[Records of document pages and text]
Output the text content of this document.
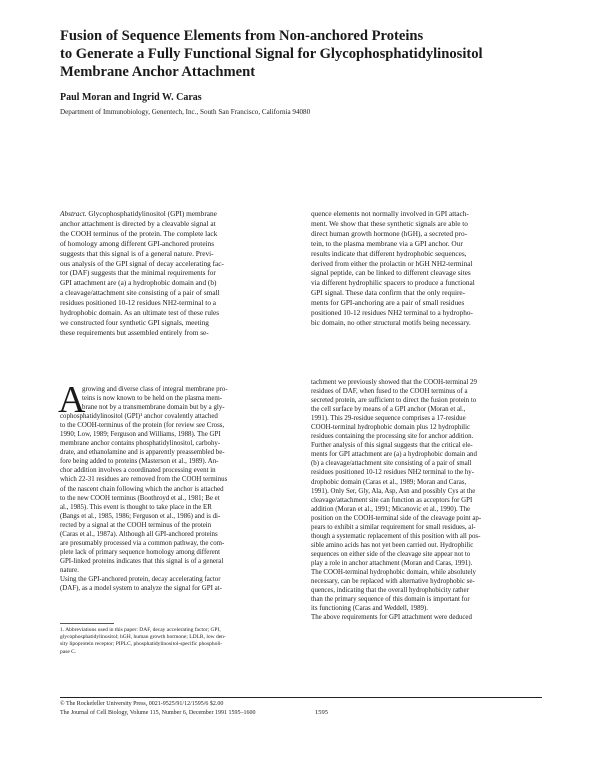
Fusion of Sequence Elements from Non-anchored Proteins
to Generate a Fully Functional Signal for Glycophosphatidylinositol
Membrane Anchor Attachment
Paul Moran and Ingrid W. Caras
Department of Immunobiology, Genentech, Inc., South San Francisco, California 94080
Abstract. Glycophosphatidylinositol (GPI) membrane
anchor attachment is directed by a cleavable signal at
the COOH terminus of the protein. The complete lack
of homology among different GPI-anchored proteins
suggests that this signal is of a general nature. Previ-
ous analysis of the GPI signal of decay accelerating fac-
tor (DAF) suggests that the minimal requirements for
GPI attachment are (a) a hydrophobic domain and (b)
a cleavage/attachment site consisting of a pair of small
residues positioned 10-12 residues NH2-terminal to a
hydrophobic domain. As an ultimate test of these rules
we constructed four synthetic GPI signals, meeting
these requirements but assembled entirely from se-
quence elements not normally involved in GPI attach-
ment. We show that these synthetic signals are able to
direct human growth hormone (hGH), a secreted pro-
tein, to the plasma membrane via a GPI anchor. Our
results indicate that different hydrophobic sequences,
derived from either the prolactin or hGH NH2-terminal
signal peptide, can be linked to different cleavage sites
via different hydrophilic spacers to produce a functional
GPI signal. These data confirm that the only require-
ments for GPI-anchoring are a pair of small residues
positioned 10-12 residues NH2 terminal to a hydropho-
bic domain, no other structural motifs being necessary.
A
growing and diverse class of integral membrane pro-
teins is now known to be held on the plasma mem-
brane not by a transmembrane domain but by a gly-
cophosphatidylinositol (GPI)¹ anchor covalently attached
to the COOH-terminus of the protein (for review see Cross,
1990; Low, 1989; Ferguson and Williams, 1988). The GPI
membrane anchor contains phosphatidylinositol, carbohy-
drate, and ethanolamine and is apparently preassembled be-
fore being added to proteins (Masterson et al., 1989). An-
chor addition involves a coordinated processing event in
which 22-31 residues are removed from the COOH terminus
of the nascent chain following which the anchor is attached
to the new COOH terminus (Boothroyd et al., 1981; Be et
al., 1985). This event is thought to take place in the ER
(Bangs et al., 1985, 1986; Ferguson et al., 1986) and is di-
rected by a signal at the COOH terminus of the protein
(Caras et al., 1987a). Although all GPI-anchored proteins
are presumably processed via a common pathway, the com-
plete lack of primary sequence homology among different
GPI-linked proteins indicates that this signal is of a general
nature.
Using the GPI-anchored protein, decay accelerating factor
(DAF), as a model system to analyze the signal for GPI at-
tachment we previously showed that the COOH-terminal 29
residues of DAF, when fused to the COOH terminus of a
secreted protein, are sufficient to direct the fusion protein to
the cell surface by means of a GPI anchor (Moran et al.,
1991). This 29-residue sequence comprises a 17-residue
COOH-terminal hydrophobic domain plus 12 hydrophilic
residues containing the processing site for anchor addition.
Further analysis of this signal suggests that the critical ele-
ments for GPI attachment are (a) a hydrophobic domain and
(b) a cleavage/attachment site consisting of a pair of small
residues positioned 10-12 residues NH2 terminal to the hy-
drophobic domain (Caras et al., 1989; Moran and Caras,
1991). Only Ser, Gly, Ala, Asp, Asn and possibly Cys at the
cleavage/attachment site can function as acceptors for GPI
addition (Moran et al., 1991; Micanovic et al., 1990). The
position on the COOH-terminal side of the cleavage point ap-
pears to exhibit a similar requirement for small residues, al-
though a systematic replacement of this position with all pos-
sible amino acids has not yet been carried out. Hydrophilic
sequences on either side of the cleavage site appear not to
play a role in anchor attachment (Moran and Caras, 1991).
The COOH-terminal hydrophobic domain, while absolutely
necessary, can be replaced with alternative hydrophobic se-
quences, indicating that the overall hydrophobicity rather
than the primary sequence of this domain is important for
its functioning (Caras and Weddell, 1989).
The above requirements for GPI attachment were deduced
1. Abbreviations used in this paper: DAF, decay accelerating factor; GPI,
glycophosphatidylinositol; hGH, human growth hormone; LDLR, low den-
sity lipoprotein receptor; PIPLC, phosphatidylinositol-specific phospholi-
pase C.
© The Rockefeller University Press, 0021-9525/91/12/1595/6 $2.00
The Journal of Cell Biology, Volume 115, Number 6, December 1991 1595–1600	1595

WHAT TO PRODUCE:
For the entries above, return an exact copy that omits the images.

TASK RESPONSE:
Output the text content of this document.
Fusion of Sequence Elements from Non-anchored Proteins
to Generate a Fully Functional Signal for Glycophosphatidylinositol
Membrane Anchor Attachment
Paul Moran and Ingrid W. Caras
Department of Immunobiology, Genentech, Inc., South San Francisco, California 94080
Abstract. Glycophosphatidylinositol (GPI) membrane
anchor attachment is directed by a cleavable signal at
the COOH terminus of the protein. The complete lack
of homology among different GPI-anchored proteins
suggests that this signal is of a general nature. Previ-
ous analysis of the GPI signal of decay accelerating fac-
tor (DAF) suggests that the minimal requirements for
GPI attachment are (a) a hydrophobic domain and (b)
a cleavage/attachment site consisting of a pair of small
residues positioned 10-12 residues NH2-terminal to a
hydrophobic domain. As an ultimate test of these rules
we constructed four synthetic GPI signals, meeting
these requirements but assembled entirely from se-
quence elements not normally involved in GPI attach-
ment. We show that these synthetic signals are able to
direct human growth hormone (hGH), a secreted pro-
tein, to the plasma membrane via a GPI anchor. Our
results indicate that different hydrophobic sequences,
derived from either the prolactin or hGH NH2-terminal
signal peptide, can be linked to different cleavage sites
via different hydrophilic spacers to produce a functional
GPI signal. These data confirm that the only require-
ments for GPI-anchoring are a pair of small residues
positioned 10-12 residues NH2 terminal to a hydropho-
bic domain, no other structural motifs being necessary.
A
growing and diverse class of integral membrane pro-
teins is now known to be held on the plasma mem-
brane not by a transmembrane domain but by a gly-
cophosphatidylinositol (GPI)¹ anchor covalently attached
to the COOH-terminus of the protein (for review see Cross,
1990; Low, 1989; Ferguson and Williams, 1988). The GPI
membrane anchor contains phosphatidylinositol, carbohy-
drate, and ethanolamine and is apparently preassembled be-
fore being added to proteins (Masterson et al., 1989). An-
chor addition involves a coordinated processing event in
which 22-31 residues are removed from the COOH terminus
of the nascent chain following which the anchor is attached
to the new COOH terminus (Boothroyd et al., 1981; Be et
al., 1985). This event is thought to take place in the ER
(Bangs et al., 1985, 1986; Ferguson et al., 1986) and is di-
rected by a signal at the COOH terminus of the protein
(Caras et al., 1987a). Although all GPI-anchored proteins
are presumably processed via a common pathway, the com-
plete lack of primary sequence homology among different
GPI-linked proteins indicates that this signal is of a general
nature.
Using the GPI-anchored protein, decay accelerating factor
(DAF), as a model system to analyze the signal for GPI at-
tachment we previously showed that the COOH-terminal 29
residues of DAF, when fused to the COOH terminus of a
secreted protein, are sufficient to direct the fusion protein to
the cell surface by means of a GPI anchor (Moran et al.,
1991). This 29-residue sequence comprises a 17-residue
COOH-terminal hydrophobic domain plus 12 hydrophilic
residues containing the processing site for anchor addition.
Further analysis of this signal suggests that the critical ele-
ments for GPI attachment are (a) a hydrophobic domain and
(b) a cleavage/attachment site consisting of a pair of small
residues positioned 10-12 residues NH2 terminal to the hy-
drophobic domain (Caras et al., 1989; Moran and Caras,
1991). Only Ser, Gly, Ala, Asp, Asn and possibly Cys at the
cleavage/attachment site can function as acceptors for GPI
addition (Moran et al., 1991; Micanovic et al., 1990). The
position on the COOH-terminal side of the cleavage point ap-
pears to exhibit a similar requirement for small residues, al-
though a systematic replacement of this position with all pos-
sible amino acids has not yet been carried out. Hydrophilic
sequences on either side of the cleavage site appear not to
play a role in anchor attachment (Moran and Caras, 1991).
The COOH-terminal hydrophobic domain, while absolutely
necessary, can be replaced with alternative hydrophobic se-
quences, indicating that the overall hydrophobicity rather
than the primary sequence of this domain is important for
its functioning (Caras and Weddell, 1989).
The above requirements for GPI attachment were deduced
1. Abbreviations used in this paper: DAF, decay accelerating factor; GPI,
glycophosphatidylinositol; hGH, human growth hormone; LDLR, low den-
sity lipoprotein receptor; PIPLC, phosphatidylinositol-specific phospholi-
pase C.
© The Rockefeller University Press, 0021-9525/91/12/1595/6 $2.00
The Journal of Cell Biology, Volume 115, Number 6, December 1991 1595–1600	1595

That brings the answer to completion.